- _WHAT IS REQUIRED_:
Locate the string "dressing" in the listing below. Copy every line where it is found.

- _RECORDS FOR THE TASK_:

####

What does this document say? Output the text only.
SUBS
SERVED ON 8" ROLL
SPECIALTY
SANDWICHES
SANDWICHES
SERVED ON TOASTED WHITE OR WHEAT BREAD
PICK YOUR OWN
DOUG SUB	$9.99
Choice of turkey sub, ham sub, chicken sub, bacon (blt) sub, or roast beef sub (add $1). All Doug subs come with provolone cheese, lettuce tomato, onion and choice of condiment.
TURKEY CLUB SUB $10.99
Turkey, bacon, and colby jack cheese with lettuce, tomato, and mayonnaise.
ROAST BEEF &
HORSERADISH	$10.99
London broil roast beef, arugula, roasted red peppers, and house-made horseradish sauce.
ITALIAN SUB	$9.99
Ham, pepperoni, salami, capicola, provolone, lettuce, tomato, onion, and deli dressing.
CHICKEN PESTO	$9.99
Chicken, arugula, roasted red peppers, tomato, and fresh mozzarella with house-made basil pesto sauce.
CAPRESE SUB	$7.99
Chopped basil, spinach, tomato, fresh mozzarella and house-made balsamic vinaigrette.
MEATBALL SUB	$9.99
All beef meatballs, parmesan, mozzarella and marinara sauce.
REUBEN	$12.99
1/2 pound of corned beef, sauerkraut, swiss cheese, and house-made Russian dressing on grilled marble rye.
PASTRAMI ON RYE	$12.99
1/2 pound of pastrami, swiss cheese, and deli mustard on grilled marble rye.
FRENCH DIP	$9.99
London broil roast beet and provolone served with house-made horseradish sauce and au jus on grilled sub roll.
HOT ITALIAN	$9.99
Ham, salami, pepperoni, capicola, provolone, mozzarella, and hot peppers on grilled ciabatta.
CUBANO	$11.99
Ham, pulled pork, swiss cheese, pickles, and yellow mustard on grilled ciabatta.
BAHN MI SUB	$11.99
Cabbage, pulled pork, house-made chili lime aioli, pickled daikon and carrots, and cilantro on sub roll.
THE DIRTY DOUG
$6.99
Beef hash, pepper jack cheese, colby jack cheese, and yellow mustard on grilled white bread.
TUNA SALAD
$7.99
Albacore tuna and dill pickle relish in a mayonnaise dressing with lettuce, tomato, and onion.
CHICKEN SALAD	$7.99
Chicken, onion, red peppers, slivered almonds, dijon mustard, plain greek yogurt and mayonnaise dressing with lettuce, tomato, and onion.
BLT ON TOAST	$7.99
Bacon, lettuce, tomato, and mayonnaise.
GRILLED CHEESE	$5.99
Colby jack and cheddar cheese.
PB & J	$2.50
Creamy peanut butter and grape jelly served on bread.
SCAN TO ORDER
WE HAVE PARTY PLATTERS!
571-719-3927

####

- _EXERCISE ANSWER_:
Ham, pepperoni, salami, capicola, provolone, lettuce, tomato, onion, and deli dressing.
1/2 pound of corned beef, sauerkraut, swiss cheese, and house-made Russian dressing on grilled marble rye.
Albacore tuna and dill pickle relish in a mayonnaise dressing with lettuce, tomato, and onion.
Chicken, onion, red peppers, slivered almonds, dijon mustard, plain greek yogurt and mayonnaise dressing with lettuce, tomato, and onion.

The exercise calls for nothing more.